This is an excerpted transcript of an SMS webinar on “Alliances in Sustainable Development & Environment Preservation” hosted by the SMS Cooperative Strategies Interest Group. It has been edited for grammar and clarity. Find the full recording at this link.
Key Insights:
- Climate change is one of the most salient, pressing issues
- Academic and business leaders can orchestrate the implementation process with individuals, with organizations, and with governments
- Incentives, coordination, and governance are issues at the heart of what management scholars can study to make an impact
Speakers:
Jim Hall, University of Oxford
Richard Threlfall, KPMG International
Moderator:
John Mawdsley, HEC Paris
John Mawdsley: So if we think about climate change, we all know it’s an urgent and emergent phenomenon in some ways. But we’re still seeing a reluctance and collaboration between different actors, maybe along the supply chain and across different industries to drive this change faster. So we’d like to ask you, why do you think we see this? Why do we have this reluctance? And how can we change this? What are some of the tensions that you observe from an industry perspective and from an academic perspective?

GIVEN ENTRIES –
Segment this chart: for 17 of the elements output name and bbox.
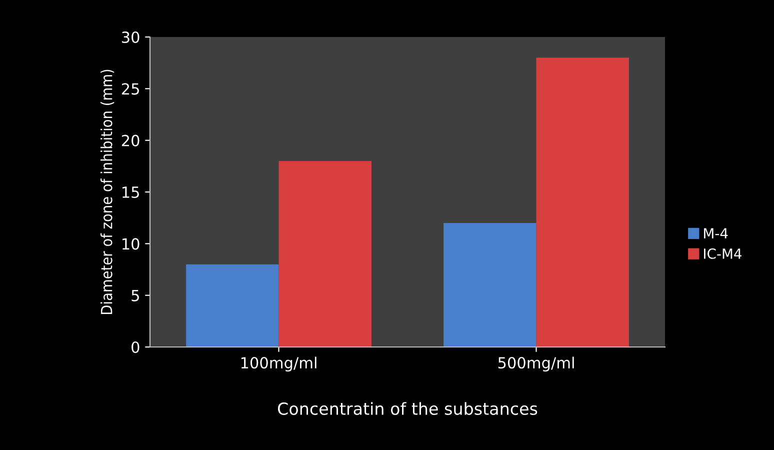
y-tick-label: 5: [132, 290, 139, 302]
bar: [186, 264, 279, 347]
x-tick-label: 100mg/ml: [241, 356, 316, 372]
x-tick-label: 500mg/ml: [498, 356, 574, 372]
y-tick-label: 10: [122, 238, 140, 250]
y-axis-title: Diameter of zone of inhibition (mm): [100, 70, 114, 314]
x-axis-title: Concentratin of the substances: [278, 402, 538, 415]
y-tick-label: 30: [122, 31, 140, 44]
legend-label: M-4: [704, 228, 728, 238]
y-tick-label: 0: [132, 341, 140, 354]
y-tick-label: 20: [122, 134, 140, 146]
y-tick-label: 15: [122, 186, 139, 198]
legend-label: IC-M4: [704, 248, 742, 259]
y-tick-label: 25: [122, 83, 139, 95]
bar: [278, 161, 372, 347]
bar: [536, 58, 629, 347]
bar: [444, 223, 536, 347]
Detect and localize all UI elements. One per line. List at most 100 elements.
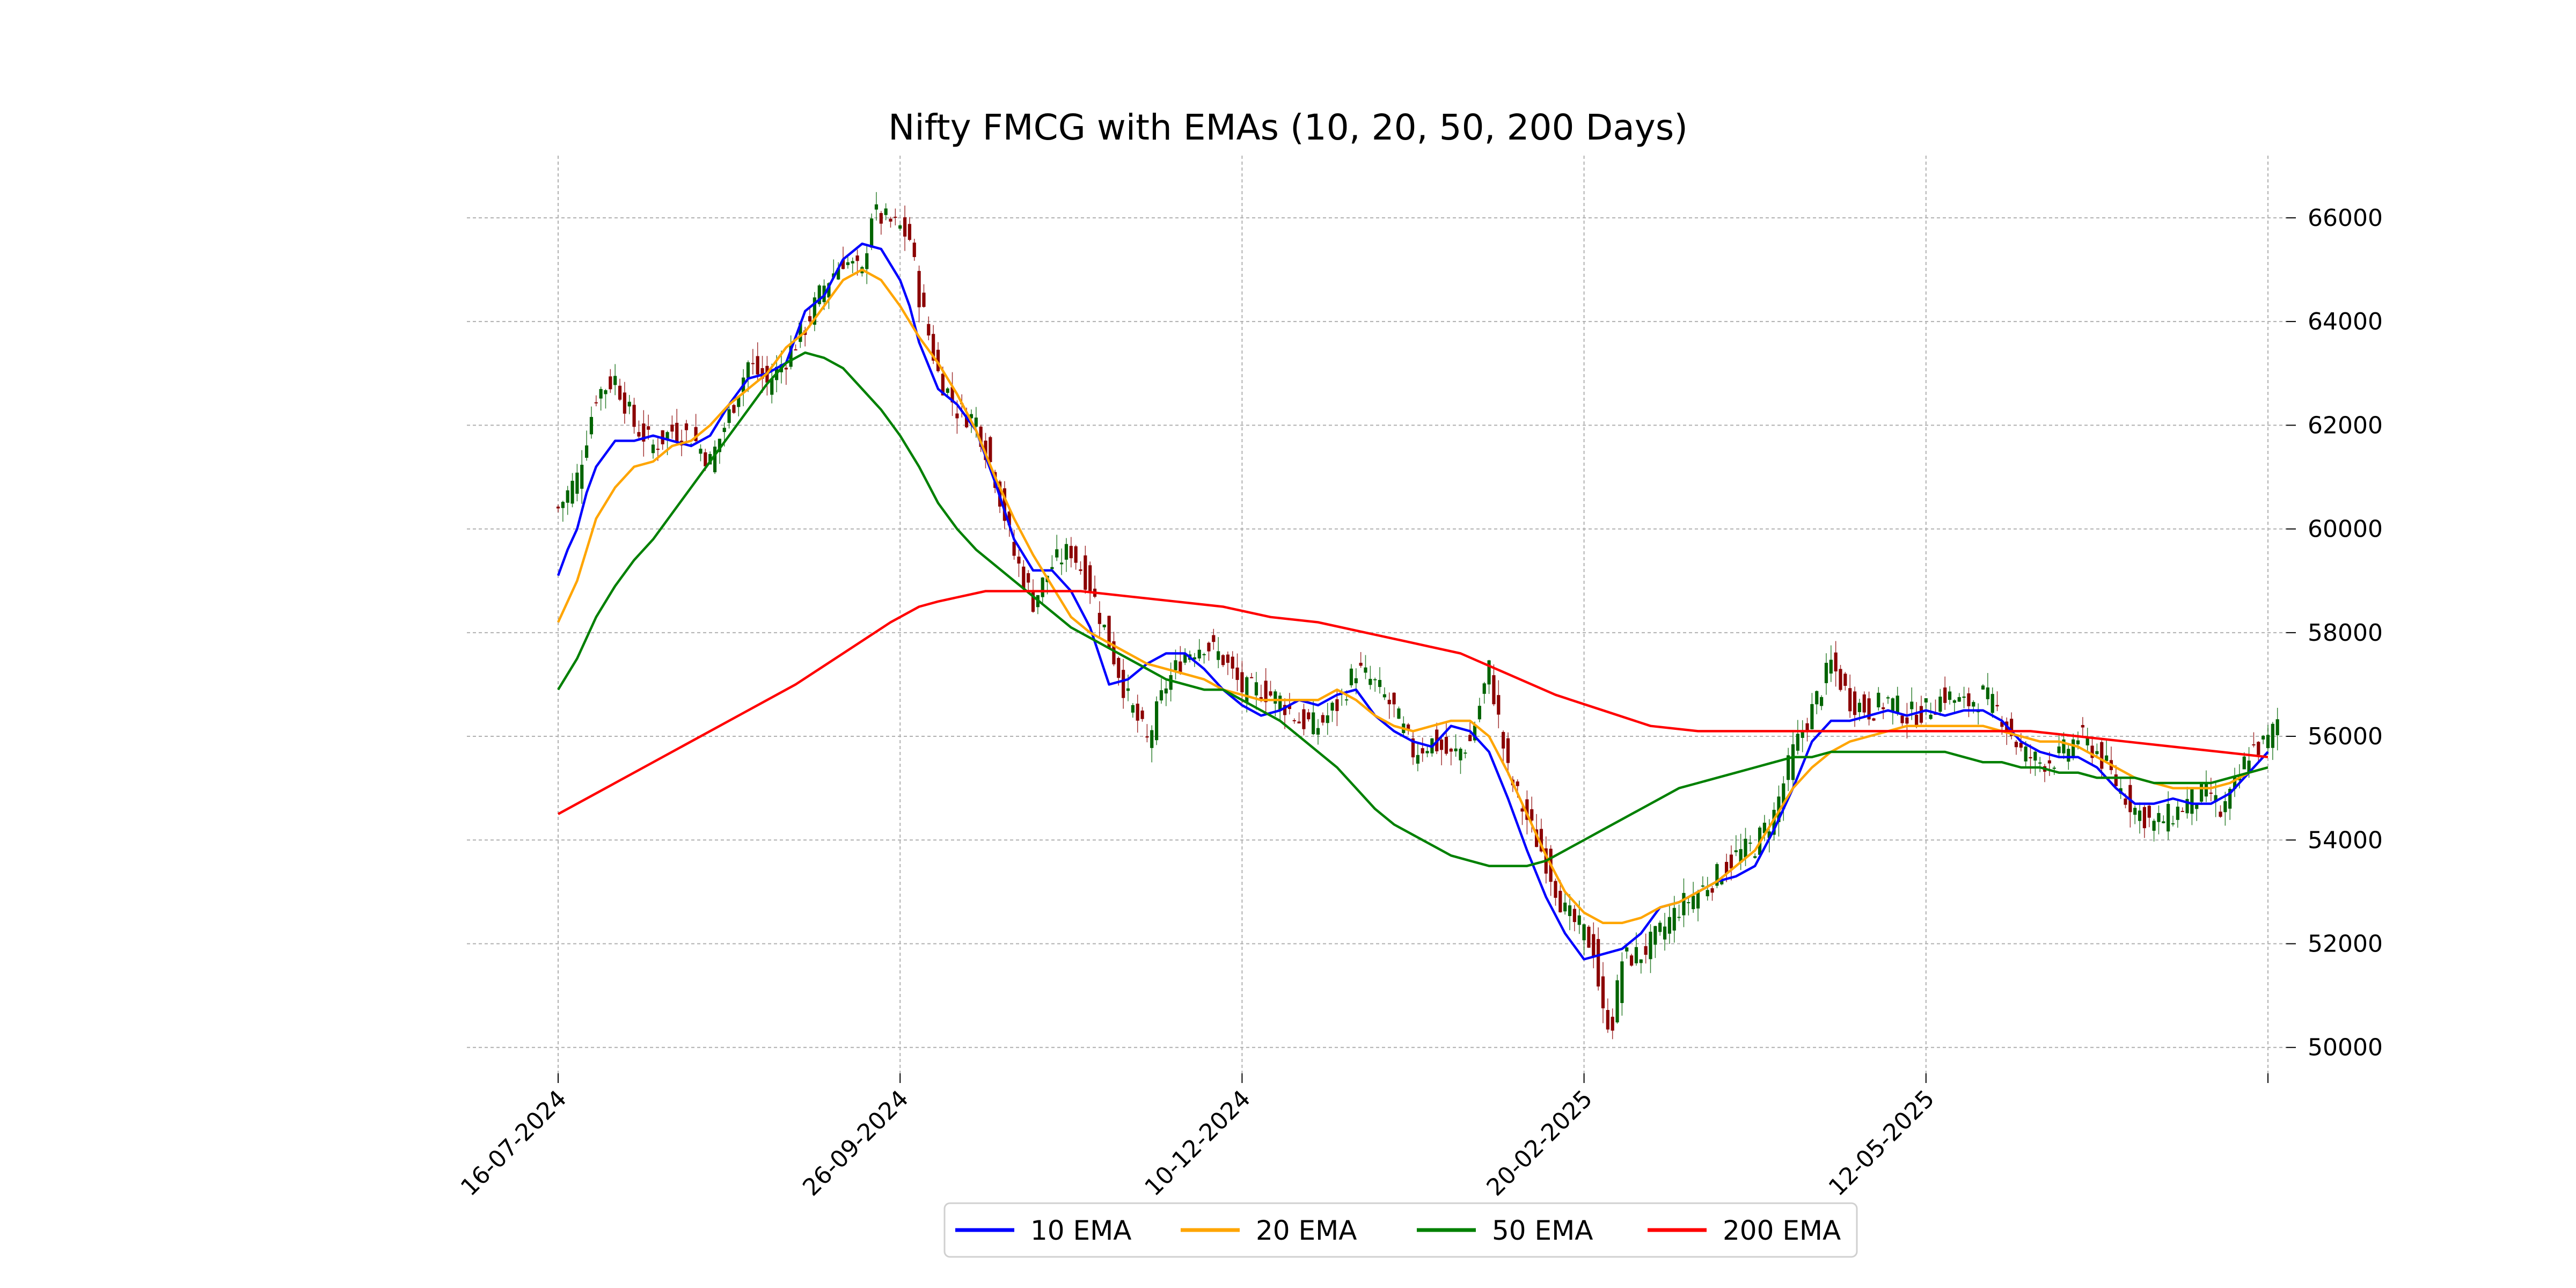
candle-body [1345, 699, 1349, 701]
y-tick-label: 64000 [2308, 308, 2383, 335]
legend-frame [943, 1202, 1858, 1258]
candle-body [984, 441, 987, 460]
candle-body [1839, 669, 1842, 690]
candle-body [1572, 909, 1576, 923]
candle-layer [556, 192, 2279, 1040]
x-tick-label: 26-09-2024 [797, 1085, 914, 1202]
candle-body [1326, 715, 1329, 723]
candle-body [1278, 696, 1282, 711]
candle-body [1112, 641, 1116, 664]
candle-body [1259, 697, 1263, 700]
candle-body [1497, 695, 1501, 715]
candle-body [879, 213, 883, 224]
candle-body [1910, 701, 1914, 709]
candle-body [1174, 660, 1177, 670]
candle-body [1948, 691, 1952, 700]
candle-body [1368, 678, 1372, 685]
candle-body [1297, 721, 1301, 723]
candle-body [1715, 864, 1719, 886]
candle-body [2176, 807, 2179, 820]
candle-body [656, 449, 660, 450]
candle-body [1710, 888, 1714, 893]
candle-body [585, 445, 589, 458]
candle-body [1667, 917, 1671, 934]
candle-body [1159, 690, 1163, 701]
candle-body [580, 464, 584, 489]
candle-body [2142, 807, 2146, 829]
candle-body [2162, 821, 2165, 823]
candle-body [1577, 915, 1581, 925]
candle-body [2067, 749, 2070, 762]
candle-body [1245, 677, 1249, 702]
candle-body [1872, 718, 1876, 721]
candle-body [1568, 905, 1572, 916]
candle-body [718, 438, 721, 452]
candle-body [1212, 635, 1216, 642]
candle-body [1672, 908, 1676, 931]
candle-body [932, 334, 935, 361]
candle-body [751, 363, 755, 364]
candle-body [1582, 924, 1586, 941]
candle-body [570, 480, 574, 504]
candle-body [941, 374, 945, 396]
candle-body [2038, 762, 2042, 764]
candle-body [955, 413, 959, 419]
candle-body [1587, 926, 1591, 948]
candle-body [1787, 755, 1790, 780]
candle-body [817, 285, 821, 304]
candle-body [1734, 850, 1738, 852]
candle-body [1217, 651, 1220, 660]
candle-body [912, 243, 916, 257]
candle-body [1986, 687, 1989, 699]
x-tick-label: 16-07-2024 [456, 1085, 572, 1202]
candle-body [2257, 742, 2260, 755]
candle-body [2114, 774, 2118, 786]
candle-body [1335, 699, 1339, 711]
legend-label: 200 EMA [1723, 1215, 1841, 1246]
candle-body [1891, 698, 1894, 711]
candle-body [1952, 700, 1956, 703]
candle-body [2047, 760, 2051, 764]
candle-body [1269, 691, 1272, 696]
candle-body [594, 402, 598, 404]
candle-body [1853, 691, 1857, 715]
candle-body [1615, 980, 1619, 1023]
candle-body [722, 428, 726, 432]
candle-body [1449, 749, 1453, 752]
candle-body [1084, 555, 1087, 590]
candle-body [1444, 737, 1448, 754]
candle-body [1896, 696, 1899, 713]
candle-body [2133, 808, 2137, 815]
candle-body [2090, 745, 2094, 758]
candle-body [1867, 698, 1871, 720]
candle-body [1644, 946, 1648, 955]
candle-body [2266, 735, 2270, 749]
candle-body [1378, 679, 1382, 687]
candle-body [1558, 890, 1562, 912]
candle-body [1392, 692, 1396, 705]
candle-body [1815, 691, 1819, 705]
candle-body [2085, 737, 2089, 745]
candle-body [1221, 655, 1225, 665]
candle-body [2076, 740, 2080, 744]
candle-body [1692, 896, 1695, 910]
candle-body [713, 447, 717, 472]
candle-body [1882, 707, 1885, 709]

WRITTEN REQUEST – Can you reproduce the full webinar transcript excerpt above word for word?

RESPONSE TO THE EXERCISE –
This is an excerpted transcript of an SMS webinar on “Alliances in Sustainable Development & Environment Preservation” hosted by the SMS Cooperative Strategies Interest Group. It has been edited for grammar and clarity. Find the full recording at this link.
Key Insights:
- Climate change is one of the most salient, pressing issues
- Academic and business leaders can orchestrate the implementation process with individuals, with organizations, and with governments
- Incentives, coordination, and governance are issues at the heart of what management scholars can study to make an impact
Speakers:
Jim Hall, University of Oxford
Richard Threlfall, KPMG International
Moderator:
John Mawdsley, HEC Paris
John Mawdsley: So if we think about climate change, we all know it’s an urgent and emergent phenomenon in some ways. But we’re still seeing a reluctance and collaboration between different actors, maybe along the supply chain and across different industries to drive this change faster. So we’d like to ask you, why do you think we see this? Why do we have this reluctance? And how can we change this? What are some of the tensions that you observe from an industry perspective and from an academic perspective?